»»

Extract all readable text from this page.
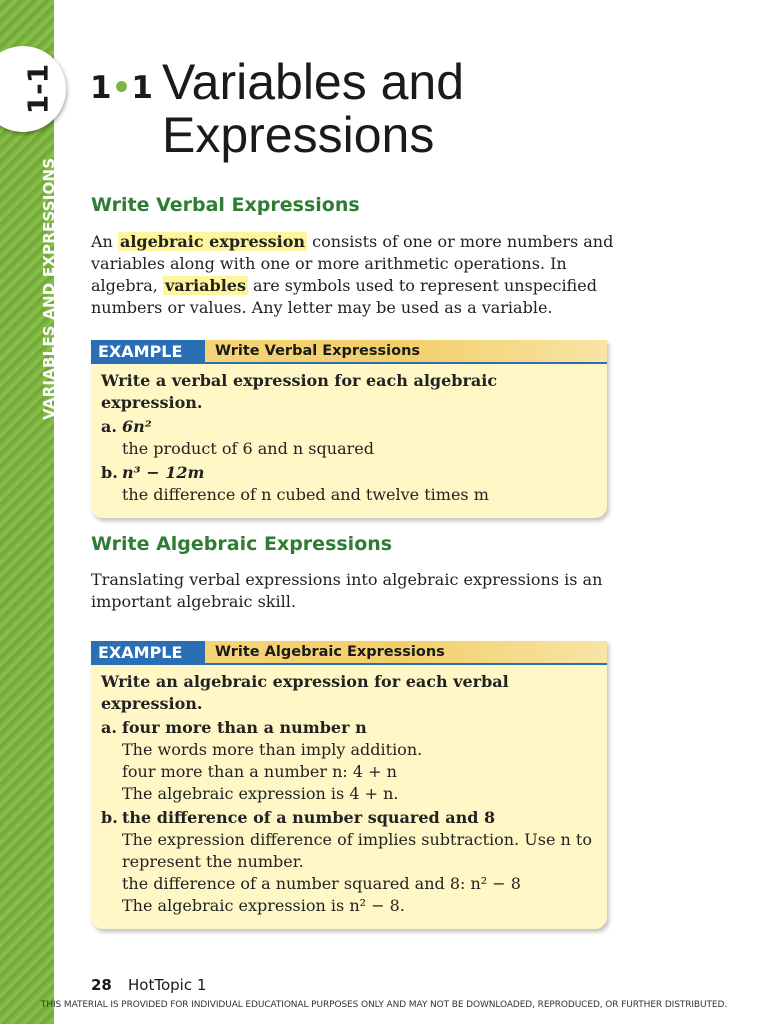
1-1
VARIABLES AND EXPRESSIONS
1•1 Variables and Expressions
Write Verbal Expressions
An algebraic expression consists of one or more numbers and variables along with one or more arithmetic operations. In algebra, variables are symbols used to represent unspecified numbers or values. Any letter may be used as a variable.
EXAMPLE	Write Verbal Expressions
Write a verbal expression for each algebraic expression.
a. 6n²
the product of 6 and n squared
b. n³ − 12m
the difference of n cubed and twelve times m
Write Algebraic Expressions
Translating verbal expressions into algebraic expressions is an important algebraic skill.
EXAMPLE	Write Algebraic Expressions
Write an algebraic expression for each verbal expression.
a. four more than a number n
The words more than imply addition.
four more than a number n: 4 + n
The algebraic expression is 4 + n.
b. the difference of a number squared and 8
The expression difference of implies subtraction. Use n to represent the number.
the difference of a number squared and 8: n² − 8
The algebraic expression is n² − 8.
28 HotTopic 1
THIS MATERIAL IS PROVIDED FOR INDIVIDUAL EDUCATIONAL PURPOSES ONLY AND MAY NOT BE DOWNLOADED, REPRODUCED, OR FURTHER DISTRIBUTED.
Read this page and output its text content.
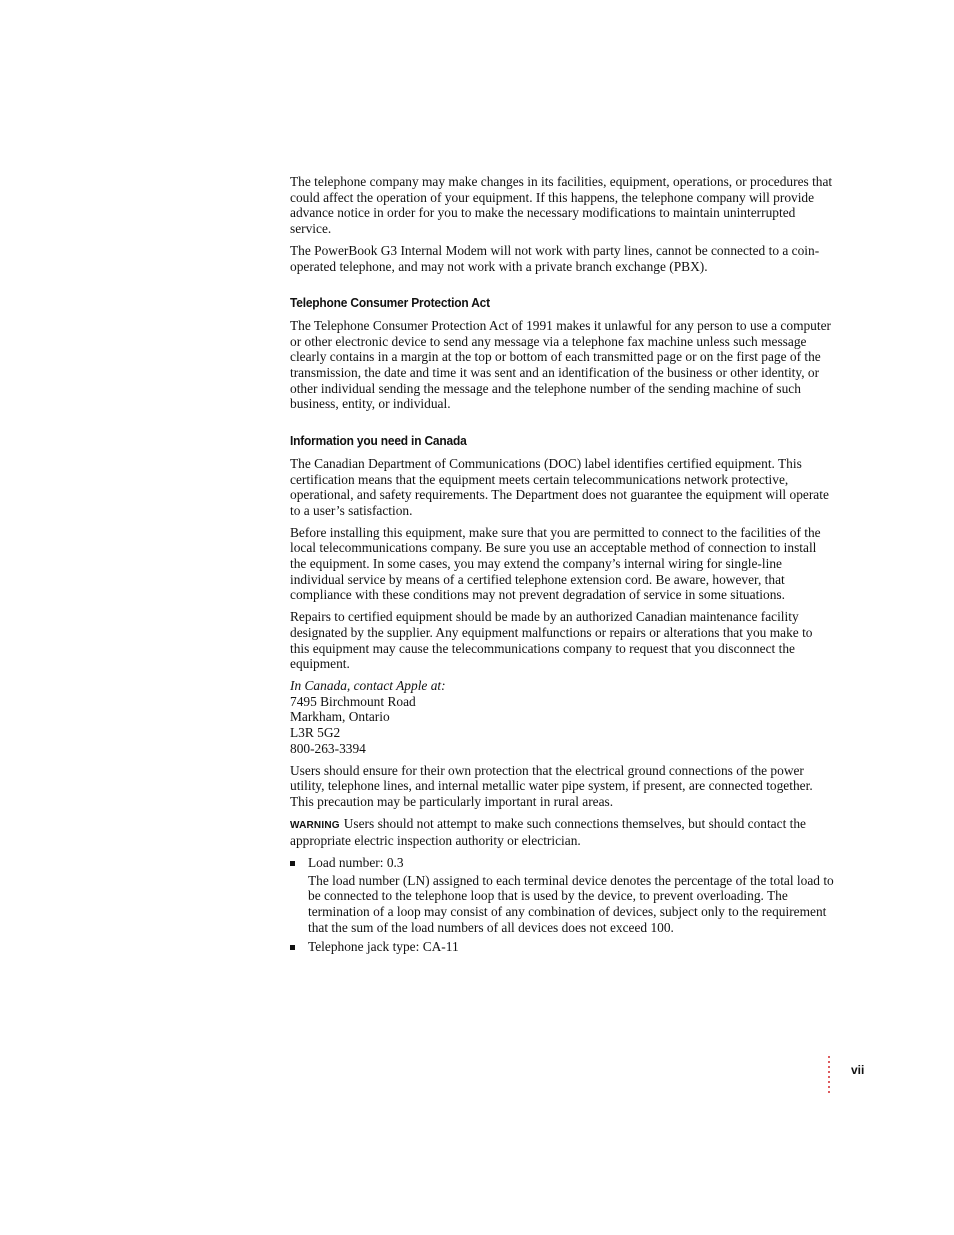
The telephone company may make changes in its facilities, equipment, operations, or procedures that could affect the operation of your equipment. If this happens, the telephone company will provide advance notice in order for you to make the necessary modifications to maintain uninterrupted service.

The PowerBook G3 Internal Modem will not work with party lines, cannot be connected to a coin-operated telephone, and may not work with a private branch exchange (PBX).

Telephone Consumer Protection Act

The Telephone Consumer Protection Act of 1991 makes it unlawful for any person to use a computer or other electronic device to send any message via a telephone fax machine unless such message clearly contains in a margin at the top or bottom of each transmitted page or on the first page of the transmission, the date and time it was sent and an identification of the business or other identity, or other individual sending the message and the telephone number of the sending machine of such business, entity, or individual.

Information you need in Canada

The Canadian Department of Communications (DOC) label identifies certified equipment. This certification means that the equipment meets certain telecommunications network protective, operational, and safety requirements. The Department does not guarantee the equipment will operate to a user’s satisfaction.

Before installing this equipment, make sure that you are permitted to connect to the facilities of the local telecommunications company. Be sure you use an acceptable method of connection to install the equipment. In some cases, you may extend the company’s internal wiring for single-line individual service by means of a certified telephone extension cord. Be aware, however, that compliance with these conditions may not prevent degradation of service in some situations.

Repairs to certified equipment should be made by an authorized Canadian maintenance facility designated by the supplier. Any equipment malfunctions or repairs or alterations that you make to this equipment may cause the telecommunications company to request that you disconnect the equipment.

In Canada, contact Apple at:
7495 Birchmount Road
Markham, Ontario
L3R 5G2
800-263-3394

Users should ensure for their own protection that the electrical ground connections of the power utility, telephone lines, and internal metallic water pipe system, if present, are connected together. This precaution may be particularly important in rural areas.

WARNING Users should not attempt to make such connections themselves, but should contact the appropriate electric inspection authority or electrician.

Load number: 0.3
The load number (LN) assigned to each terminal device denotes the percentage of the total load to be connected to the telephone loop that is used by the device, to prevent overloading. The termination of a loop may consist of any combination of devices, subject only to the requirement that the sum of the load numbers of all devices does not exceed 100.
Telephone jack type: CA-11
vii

««

TASK TO COMPLETE
Scan the entries above for the word "operations" and collect each line holding it.

THE RESPONSE
An algebraic expression consists of one or more numbers and variables along with one or more arithmetic operations. In algebra, variables are symbols used to represent unspecified numbers or values. Any letter may be used as a variable.
The telephone company may make changes in its facilities, equipment, operations, or procedures that could affect the operation of your equipment. If this happens, the telephone company will provide advance notice in order for you to make the necessary modifications to maintain uninterrupted service.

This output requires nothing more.